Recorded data
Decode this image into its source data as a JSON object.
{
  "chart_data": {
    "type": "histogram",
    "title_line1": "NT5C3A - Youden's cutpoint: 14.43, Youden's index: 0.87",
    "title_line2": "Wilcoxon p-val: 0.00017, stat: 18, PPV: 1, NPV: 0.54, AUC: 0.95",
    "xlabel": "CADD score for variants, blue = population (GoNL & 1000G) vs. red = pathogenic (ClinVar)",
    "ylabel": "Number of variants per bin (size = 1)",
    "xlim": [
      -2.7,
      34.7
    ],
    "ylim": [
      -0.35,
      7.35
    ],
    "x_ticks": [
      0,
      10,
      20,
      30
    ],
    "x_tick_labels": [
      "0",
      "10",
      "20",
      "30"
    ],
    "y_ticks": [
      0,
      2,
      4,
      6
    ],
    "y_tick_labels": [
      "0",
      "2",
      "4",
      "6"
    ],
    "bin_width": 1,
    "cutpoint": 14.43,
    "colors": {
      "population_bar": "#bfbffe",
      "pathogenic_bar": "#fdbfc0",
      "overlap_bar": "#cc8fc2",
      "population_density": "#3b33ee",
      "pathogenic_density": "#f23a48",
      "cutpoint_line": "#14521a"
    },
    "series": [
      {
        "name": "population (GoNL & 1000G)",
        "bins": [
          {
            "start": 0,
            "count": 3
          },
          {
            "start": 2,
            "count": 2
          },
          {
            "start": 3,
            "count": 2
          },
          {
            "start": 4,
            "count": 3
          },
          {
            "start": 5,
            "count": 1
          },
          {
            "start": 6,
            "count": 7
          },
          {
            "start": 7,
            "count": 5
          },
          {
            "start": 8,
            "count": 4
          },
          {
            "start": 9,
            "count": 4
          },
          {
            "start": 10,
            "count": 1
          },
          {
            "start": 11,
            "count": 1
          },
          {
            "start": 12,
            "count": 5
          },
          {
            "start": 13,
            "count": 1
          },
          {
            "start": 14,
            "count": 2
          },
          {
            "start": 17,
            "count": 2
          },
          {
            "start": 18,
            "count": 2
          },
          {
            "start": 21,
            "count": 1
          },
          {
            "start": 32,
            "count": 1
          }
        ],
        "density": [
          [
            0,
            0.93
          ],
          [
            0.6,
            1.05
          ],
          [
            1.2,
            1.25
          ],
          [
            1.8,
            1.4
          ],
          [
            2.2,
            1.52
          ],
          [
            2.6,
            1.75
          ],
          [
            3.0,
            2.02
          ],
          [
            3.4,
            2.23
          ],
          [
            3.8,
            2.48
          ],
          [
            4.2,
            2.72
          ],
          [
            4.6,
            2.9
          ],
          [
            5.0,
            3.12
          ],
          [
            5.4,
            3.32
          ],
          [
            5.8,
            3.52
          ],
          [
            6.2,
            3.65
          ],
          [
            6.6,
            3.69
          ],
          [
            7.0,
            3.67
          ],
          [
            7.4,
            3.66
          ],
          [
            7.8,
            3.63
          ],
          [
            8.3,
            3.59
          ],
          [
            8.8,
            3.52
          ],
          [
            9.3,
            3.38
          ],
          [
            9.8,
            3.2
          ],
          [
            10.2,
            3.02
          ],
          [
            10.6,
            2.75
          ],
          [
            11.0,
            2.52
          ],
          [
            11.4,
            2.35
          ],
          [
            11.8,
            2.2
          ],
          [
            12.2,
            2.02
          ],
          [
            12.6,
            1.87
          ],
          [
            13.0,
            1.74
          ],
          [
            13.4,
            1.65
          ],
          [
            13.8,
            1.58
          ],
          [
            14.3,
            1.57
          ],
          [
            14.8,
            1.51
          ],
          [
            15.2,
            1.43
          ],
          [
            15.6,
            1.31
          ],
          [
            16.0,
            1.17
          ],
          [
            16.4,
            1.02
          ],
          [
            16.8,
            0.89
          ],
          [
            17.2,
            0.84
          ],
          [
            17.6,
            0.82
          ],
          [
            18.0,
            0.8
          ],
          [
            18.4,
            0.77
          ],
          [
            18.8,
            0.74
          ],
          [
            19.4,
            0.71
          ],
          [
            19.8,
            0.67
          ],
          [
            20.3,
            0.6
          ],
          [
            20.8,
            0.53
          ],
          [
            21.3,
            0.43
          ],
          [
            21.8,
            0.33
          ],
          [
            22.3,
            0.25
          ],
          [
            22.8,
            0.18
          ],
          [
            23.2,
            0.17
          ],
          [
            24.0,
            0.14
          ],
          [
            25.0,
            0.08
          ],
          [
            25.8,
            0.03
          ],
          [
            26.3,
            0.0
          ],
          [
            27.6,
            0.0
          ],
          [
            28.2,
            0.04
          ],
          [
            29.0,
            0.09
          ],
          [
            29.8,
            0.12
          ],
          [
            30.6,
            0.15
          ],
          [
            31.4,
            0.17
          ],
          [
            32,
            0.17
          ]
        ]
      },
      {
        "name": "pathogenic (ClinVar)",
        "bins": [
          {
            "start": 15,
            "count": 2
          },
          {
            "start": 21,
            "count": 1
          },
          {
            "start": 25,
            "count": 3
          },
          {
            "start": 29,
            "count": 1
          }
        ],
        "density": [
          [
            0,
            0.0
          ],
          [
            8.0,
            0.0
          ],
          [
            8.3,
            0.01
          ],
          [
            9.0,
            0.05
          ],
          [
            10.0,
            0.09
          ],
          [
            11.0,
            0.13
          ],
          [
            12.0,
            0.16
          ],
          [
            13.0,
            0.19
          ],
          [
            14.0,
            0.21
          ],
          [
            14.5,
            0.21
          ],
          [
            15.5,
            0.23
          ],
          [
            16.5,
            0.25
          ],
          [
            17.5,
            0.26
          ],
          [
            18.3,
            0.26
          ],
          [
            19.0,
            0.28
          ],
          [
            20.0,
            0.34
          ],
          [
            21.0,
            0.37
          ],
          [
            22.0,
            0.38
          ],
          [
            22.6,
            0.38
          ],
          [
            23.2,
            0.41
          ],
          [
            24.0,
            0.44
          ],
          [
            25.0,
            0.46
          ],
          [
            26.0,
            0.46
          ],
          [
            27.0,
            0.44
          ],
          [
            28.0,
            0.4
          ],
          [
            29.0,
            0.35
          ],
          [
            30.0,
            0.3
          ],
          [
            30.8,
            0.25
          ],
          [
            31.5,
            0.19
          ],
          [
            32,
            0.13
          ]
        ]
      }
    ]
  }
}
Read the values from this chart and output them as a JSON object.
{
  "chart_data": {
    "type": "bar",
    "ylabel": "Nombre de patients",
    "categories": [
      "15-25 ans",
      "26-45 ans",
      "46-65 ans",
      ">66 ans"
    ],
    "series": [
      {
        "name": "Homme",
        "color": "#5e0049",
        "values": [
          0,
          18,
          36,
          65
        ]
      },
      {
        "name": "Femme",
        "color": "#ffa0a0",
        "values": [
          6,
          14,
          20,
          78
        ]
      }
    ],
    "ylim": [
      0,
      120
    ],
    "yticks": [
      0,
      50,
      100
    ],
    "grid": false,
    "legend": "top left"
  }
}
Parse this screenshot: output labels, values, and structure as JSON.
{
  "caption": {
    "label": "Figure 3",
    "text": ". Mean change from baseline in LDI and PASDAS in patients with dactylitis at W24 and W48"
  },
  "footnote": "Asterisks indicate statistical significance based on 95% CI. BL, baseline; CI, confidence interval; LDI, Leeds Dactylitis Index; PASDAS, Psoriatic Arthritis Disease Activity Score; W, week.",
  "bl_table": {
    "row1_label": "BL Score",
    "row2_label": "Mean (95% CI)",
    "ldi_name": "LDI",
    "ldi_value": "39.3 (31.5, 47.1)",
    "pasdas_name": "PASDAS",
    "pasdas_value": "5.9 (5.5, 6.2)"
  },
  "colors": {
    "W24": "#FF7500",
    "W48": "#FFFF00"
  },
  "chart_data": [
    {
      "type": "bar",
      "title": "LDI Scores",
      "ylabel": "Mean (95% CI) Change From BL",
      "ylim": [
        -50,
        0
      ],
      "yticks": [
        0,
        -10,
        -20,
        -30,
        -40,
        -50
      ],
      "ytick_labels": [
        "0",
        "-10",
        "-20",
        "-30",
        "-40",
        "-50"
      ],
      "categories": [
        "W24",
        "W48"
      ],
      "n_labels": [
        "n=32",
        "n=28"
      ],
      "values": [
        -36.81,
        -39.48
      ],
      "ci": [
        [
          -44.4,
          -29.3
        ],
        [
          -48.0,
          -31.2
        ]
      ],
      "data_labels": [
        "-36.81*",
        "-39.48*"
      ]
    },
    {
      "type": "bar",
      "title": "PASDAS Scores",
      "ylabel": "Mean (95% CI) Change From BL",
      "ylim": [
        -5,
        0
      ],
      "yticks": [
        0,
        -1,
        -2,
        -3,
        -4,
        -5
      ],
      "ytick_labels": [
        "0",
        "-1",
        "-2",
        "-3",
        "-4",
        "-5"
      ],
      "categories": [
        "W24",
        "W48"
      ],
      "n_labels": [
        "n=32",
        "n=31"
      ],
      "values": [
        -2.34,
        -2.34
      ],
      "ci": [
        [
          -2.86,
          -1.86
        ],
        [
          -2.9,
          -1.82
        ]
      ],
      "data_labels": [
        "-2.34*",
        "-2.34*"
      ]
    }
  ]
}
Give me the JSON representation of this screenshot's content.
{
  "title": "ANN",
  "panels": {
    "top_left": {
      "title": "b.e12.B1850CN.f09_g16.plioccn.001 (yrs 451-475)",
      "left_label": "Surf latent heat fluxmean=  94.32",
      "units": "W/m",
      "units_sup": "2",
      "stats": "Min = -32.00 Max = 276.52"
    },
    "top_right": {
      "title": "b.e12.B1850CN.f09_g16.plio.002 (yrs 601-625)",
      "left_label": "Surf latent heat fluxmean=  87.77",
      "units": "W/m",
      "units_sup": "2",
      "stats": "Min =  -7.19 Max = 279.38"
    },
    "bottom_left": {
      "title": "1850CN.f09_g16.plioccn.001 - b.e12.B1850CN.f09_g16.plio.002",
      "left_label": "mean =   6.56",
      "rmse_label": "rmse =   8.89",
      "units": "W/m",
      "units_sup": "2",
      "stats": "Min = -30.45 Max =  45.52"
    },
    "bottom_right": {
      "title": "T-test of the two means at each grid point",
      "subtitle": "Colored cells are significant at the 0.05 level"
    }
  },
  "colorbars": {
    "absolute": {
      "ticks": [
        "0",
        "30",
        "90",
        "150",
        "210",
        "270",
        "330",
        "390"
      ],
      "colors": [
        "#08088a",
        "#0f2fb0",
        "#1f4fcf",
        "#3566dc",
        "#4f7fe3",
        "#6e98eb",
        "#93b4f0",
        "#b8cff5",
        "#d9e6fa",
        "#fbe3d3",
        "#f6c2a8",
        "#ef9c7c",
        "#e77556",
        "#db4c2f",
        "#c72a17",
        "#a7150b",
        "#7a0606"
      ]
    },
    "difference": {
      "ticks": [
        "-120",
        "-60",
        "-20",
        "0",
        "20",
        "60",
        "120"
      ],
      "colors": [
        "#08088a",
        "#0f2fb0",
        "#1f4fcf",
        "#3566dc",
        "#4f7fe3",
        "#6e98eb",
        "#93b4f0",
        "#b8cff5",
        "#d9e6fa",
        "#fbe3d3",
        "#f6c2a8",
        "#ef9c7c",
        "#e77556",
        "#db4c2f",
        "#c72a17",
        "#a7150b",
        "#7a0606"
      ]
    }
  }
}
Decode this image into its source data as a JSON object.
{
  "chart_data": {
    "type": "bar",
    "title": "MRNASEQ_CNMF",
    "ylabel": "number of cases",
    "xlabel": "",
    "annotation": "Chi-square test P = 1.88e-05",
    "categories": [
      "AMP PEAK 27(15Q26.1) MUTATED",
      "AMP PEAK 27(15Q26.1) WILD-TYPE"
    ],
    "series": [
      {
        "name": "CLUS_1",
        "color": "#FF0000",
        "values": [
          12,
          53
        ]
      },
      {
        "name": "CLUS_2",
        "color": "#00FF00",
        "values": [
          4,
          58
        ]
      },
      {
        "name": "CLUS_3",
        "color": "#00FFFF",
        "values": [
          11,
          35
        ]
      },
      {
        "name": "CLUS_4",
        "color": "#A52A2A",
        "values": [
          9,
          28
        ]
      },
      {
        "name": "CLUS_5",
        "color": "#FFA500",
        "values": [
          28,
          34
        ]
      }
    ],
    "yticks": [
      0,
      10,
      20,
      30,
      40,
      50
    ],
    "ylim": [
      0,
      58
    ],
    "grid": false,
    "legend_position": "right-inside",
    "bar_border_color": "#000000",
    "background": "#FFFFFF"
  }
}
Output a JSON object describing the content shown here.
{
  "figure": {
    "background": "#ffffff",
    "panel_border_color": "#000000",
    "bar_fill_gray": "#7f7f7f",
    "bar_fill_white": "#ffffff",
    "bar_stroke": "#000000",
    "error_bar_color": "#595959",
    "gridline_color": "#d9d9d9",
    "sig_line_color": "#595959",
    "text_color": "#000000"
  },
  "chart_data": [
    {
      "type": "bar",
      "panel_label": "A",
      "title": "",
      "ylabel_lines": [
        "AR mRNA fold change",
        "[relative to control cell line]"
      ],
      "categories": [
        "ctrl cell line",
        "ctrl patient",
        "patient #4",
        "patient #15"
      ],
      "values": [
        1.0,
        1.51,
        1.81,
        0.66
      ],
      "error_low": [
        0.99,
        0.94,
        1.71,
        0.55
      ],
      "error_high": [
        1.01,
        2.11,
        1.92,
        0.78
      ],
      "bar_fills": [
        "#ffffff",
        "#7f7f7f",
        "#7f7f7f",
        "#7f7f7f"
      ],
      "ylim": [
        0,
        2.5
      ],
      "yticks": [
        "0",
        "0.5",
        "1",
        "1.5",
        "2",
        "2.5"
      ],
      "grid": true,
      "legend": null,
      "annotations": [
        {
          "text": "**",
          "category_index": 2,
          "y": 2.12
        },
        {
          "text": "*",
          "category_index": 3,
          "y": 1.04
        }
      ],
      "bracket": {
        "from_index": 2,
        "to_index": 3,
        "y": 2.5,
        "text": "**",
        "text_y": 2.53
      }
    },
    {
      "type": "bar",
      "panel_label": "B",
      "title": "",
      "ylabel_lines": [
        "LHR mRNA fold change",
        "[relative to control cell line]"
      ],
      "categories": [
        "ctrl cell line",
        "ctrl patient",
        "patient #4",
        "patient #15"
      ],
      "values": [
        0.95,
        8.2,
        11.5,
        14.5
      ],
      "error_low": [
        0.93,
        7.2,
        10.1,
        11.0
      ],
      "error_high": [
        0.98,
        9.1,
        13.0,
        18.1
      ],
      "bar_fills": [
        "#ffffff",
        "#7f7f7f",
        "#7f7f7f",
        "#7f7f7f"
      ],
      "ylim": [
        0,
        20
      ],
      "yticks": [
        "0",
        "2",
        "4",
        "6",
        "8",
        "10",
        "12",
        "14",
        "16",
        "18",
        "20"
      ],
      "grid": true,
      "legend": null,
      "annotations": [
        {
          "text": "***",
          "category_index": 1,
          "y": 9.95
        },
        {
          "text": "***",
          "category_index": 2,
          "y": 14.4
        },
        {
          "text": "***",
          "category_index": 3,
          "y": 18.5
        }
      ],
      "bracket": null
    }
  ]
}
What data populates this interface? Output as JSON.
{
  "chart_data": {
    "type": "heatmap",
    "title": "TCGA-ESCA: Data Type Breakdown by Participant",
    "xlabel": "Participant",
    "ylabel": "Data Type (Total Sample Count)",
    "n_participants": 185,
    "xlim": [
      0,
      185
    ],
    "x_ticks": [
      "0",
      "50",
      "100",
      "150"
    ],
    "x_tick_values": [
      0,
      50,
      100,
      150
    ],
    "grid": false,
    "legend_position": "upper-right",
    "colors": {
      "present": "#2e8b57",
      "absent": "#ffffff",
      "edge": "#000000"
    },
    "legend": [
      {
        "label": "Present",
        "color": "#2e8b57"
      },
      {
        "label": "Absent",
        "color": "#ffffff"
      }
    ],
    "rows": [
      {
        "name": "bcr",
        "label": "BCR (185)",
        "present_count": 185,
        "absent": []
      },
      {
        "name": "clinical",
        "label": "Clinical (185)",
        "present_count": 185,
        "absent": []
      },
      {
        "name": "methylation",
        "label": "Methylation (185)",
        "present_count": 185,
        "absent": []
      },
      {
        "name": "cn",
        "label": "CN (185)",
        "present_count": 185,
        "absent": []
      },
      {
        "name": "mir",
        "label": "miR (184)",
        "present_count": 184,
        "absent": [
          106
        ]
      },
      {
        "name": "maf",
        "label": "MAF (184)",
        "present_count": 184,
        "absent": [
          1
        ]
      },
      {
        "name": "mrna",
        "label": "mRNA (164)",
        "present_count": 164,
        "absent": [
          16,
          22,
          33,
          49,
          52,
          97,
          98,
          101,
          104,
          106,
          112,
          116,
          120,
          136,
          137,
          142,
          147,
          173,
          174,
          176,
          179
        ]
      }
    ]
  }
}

- [WORK ORDER] Report every line above that has the string "screenshot" in it.

- [EXERCISE ANSWER]
Parse this screenshot: output labels, values, and structure as JSON.
Give me the JSON representation of this screenshot's content.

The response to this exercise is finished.